[Data items]
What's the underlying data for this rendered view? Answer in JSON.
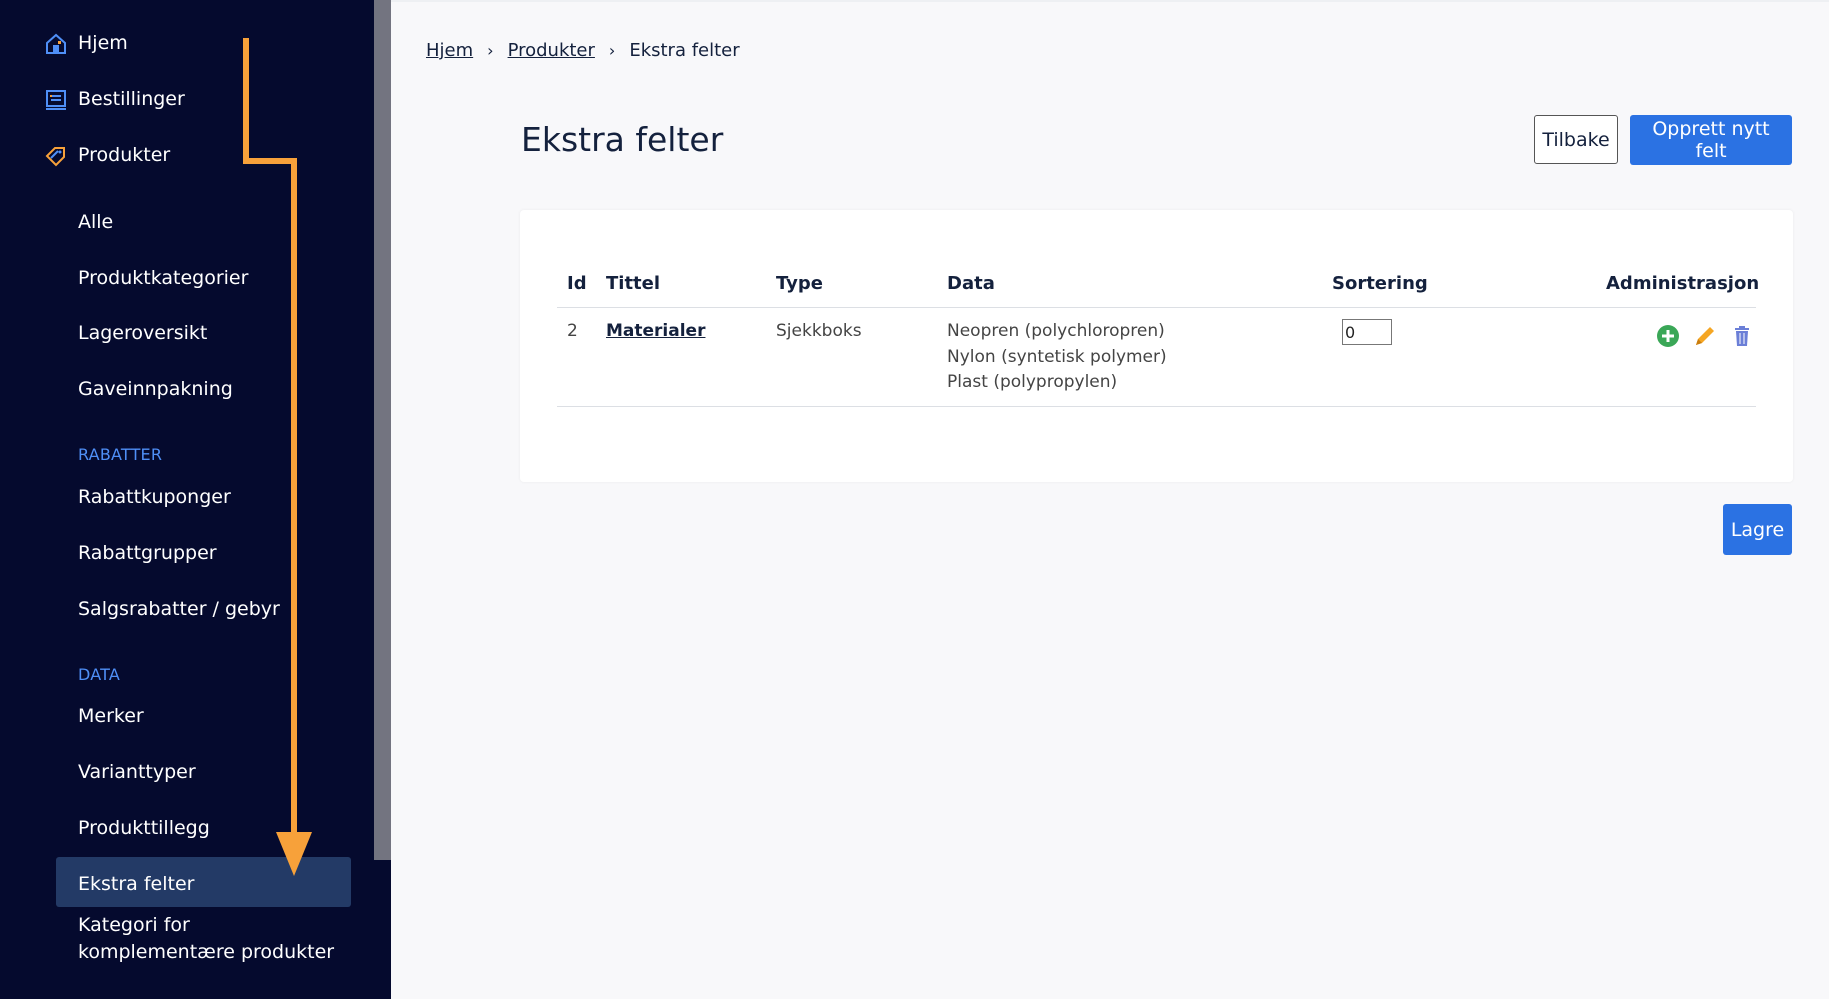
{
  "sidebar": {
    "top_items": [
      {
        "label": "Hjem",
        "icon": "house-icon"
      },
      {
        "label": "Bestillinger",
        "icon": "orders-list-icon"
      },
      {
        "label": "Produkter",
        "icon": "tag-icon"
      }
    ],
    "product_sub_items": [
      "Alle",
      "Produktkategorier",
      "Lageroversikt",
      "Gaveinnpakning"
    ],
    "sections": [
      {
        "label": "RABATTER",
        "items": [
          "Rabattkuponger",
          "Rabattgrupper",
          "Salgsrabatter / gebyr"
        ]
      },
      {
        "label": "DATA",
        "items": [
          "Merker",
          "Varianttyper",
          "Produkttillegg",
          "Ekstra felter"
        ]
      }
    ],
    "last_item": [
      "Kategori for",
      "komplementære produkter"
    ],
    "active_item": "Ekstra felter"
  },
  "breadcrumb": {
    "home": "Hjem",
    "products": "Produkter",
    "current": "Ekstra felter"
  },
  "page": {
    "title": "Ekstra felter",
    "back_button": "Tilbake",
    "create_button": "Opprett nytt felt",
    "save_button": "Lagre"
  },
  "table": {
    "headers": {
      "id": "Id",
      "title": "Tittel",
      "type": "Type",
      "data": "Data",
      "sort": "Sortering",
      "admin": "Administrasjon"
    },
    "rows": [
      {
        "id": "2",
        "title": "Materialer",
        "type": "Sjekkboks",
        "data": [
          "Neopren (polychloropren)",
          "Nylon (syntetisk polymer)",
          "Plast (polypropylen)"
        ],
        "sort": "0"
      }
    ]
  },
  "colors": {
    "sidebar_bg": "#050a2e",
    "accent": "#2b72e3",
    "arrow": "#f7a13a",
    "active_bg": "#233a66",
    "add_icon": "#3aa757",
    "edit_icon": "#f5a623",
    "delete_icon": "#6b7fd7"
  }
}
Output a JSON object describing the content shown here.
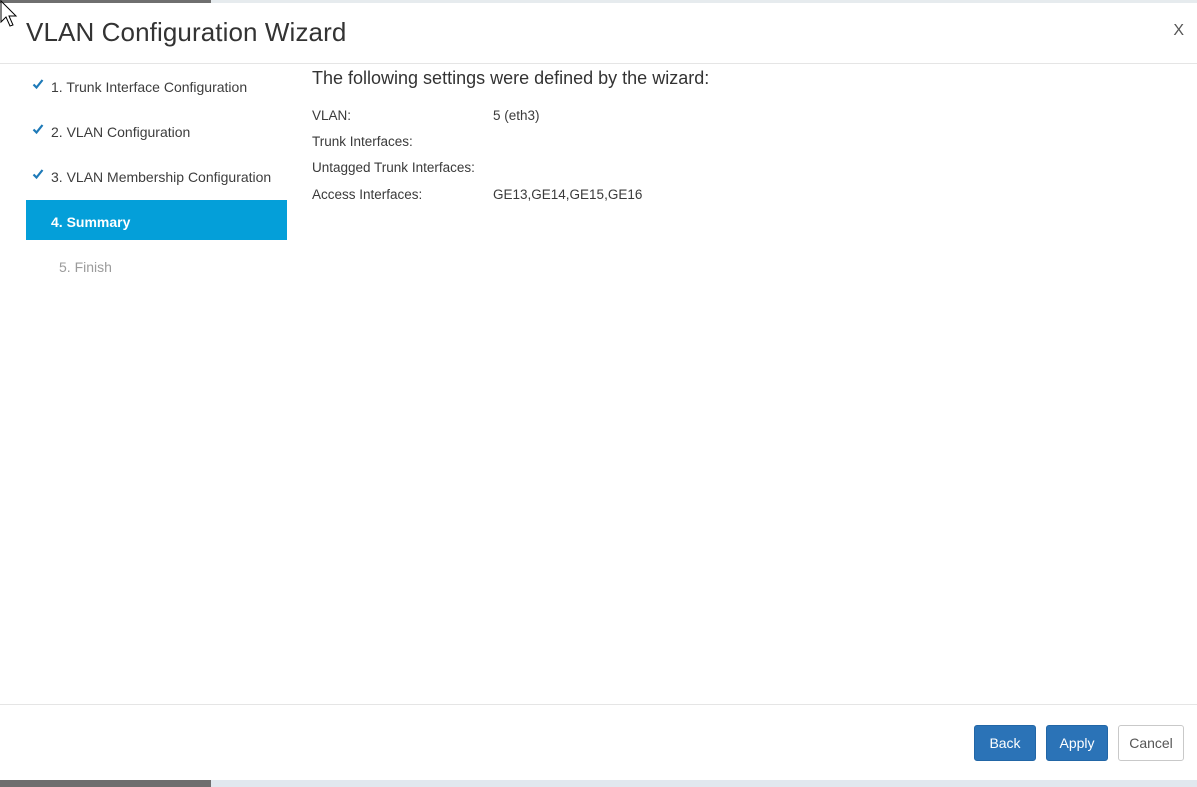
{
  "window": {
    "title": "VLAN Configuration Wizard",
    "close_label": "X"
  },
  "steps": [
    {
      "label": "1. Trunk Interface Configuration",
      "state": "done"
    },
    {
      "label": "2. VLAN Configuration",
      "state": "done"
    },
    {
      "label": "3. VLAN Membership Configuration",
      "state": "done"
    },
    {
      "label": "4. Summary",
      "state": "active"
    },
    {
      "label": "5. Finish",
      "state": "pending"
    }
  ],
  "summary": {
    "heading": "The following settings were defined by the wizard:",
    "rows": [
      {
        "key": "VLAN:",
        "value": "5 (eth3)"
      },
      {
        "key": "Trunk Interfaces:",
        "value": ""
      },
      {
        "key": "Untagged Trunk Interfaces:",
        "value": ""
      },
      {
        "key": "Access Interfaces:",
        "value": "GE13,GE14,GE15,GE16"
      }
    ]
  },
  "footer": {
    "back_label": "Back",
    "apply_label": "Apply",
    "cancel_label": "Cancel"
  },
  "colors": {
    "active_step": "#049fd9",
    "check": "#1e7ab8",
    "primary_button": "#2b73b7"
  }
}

◆ Request ◆
Find the word "value" in the data and show each line that holds it.

◆ Task solution ◆
        "value": "5 (eth3)"
        "value": ""
        "value": ""
        "value": "GE13,GE14,GE15,GE16"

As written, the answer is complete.